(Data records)

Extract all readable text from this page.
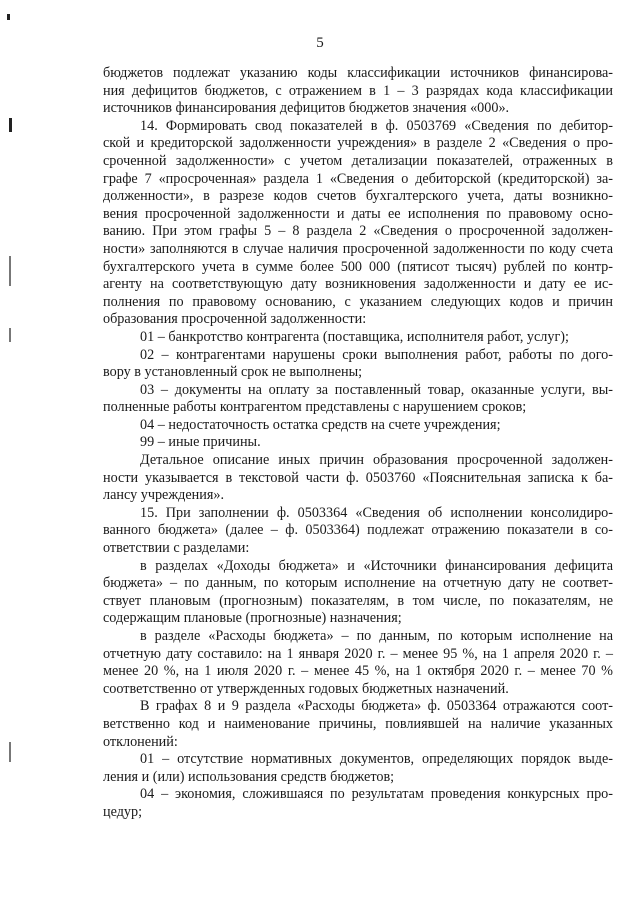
5
бюджетов подлежат указанию коды классификации источников финансирова-
ния дефицитов бюджетов, с отражением в 1 – 3 разрядах кода классификации
источников финансирования дефицитов бюджетов значения «000».
14. Формировать свод показателей в ф. 0503769 «Сведения по дебитор-
ской и кредиторской задолженности учреждения» в разделе 2 «Сведения о про-
сроченной задолженности» с учетом детализации показателей, отраженных в
графе 7 «просроченная» раздела 1 «Сведения о дебиторской (кредиторской) за-
долженности», в разрезе кодов счетов бухгалтерского учета, даты возникно-
вения просроченной задолженности и даты ее исполнения по правовому осно-
ванию. При этом графы 5 – 8 раздела 2 «Сведения о просроченной задолжен-
ности» заполняются в случае наличия просроченной задолженности по коду счета
бухгалтерского учета в сумме более 500 000 (пятисот тысяч) рублей по контр-
агенту на соответствующую дату возникновения задолженности и дату ее ис-
полнения по правовому основанию, с указанием следующих кодов и причин
образования просроченной задолженности:
01 – банкротство контрагента (поставщика, исполнителя работ, услуг);
02 – контрагентами нарушены сроки выполнения работ, работы по дого-
вору в установленный срок не выполнены;
03 – документы на оплату за поставленный товар, оказанные услуги, вы-
полненные работы контрагентом представлены с нарушением сроков;
04 – недостаточность остатка средств на счете учреждения;
99 – иные причины.
Детальное описание иных причин образования просроченной задолжен-
ности указывается в текстовой части ф. 0503760 «Пояснительная записка к ба-
лансу учреждения».
15. При заполнении ф. 0503364 «Сведения об исполнении консолидиро-
ванного бюджета» (далее – ф. 0503364) подлежат отражению показатели в со-
ответствии с разделами:
в разделах «Доходы бюджета» и «Источники финансирования дефицита
бюджета» – по данным, по которым исполнение на отчетную дату не соответ-
ствует плановым (прогнозным) показателям, в том числе, по показателям, не
содержащим плановые (прогнозные) назначения;
в разделе «Расходы бюджета» – по данным, по которым исполнение на
отчетную дату составило: на 1 января 2020 г. – менее 95 %, на 1 апреля 2020 г. –
менее 20 %, на 1 июля 2020 г. – менее 45 %, на 1 октября 2020 г. – менее 70 %
соответственно от утвержденных годовых бюджетных назначений.
В графах 8 и 9 раздела «Расходы бюджета» ф. 0503364 отражаются соот-
ветственно код и наименование причины, повлиявшей на наличие указанных
отклонений:
01 – отсутствие нормативных документов, определяющих порядок выде-
ления и (или) использования средств бюджетов;
04 – экономия, сложившаяся по результатам проведения конкурсных про-
цедур;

## TASK INSTRUCTIONS
Exclude the pictures, and transcribe all of the material exactly.

## WRITTEN ANSWER
Extract all readable text from this page.
5
бюджетов подлежат указанию коды классификации источников финансирова-
ния дефицитов бюджетов, с отражением в 1 – 3 разрядах кода классификации
источников финансирования дефицитов бюджетов значения «000».
14. Формировать свод показателей в ф. 0503769 «Сведения по дебитор-
ской и кредиторской задолженности учреждения» в разделе 2 «Сведения о про-
сроченной задолженности» с учетом детализации показателей, отраженных в
графе 7 «просроченная» раздела 1 «Сведения о дебиторской (кредиторской) за-
долженности», в разрезе кодов счетов бухгалтерского учета, даты возникно-
вения просроченной задолженности и даты ее исполнения по правовому осно-
ванию. При этом графы 5 – 8 раздела 2 «Сведения о просроченной задолжен-
ности» заполняются в случае наличия просроченной задолженности по коду счета
бухгалтерского учета в сумме более 500 000 (пятисот тысяч) рублей по контр-
агенту на соответствующую дату возникновения задолженности и дату ее ис-
полнения по правовому основанию, с указанием следующих кодов и причин
образования просроченной задолженности:
01 – банкротство контрагента (поставщика, исполнителя работ, услуг);
02 – контрагентами нарушены сроки выполнения работ, работы по дого-
вору в установленный срок не выполнены;
03 – документы на оплату за поставленный товар, оказанные услуги, вы-
полненные работы контрагентом представлены с нарушением сроков;
04 – недостаточность остатка средств на счете учреждения;
99 – иные причины.
Детальное описание иных причин образования просроченной задолжен-
ности указывается в текстовой части ф. 0503760 «Пояснительная записка к ба-
лансу учреждения».
15. При заполнении ф. 0503364 «Сведения об исполнении консолидиро-
ванного бюджета» (далее – ф. 0503364) подлежат отражению показатели в со-
ответствии с разделами:
в разделах «Доходы бюджета» и «Источники финансирования дефицита
бюджета» – по данным, по которым исполнение на отчетную дату не соответ-
ствует плановым (прогнозным) показателям, в том числе, по показателям, не
содержащим плановые (прогнозные) назначения;
в разделе «Расходы бюджета» – по данным, по которым исполнение на
отчетную дату составило: на 1 января 2020 г. – менее 95 %, на 1 апреля 2020 г. –
менее 20 %, на 1 июля 2020 г. – менее 45 %, на 1 октября 2020 г. – менее 70 %
соответственно от утвержденных годовых бюджетных назначений.
В графах 8 и 9 раздела «Расходы бюджета» ф. 0503364 отражаются соот-
ветственно код и наименование причины, повлиявшей на наличие указанных
отклонений:
01 – отсутствие нормативных документов, определяющих порядок выде-
ления и (или) использования средств бюджетов;
04 – экономия, сложившаяся по результатам проведения конкурсных про-
цедур;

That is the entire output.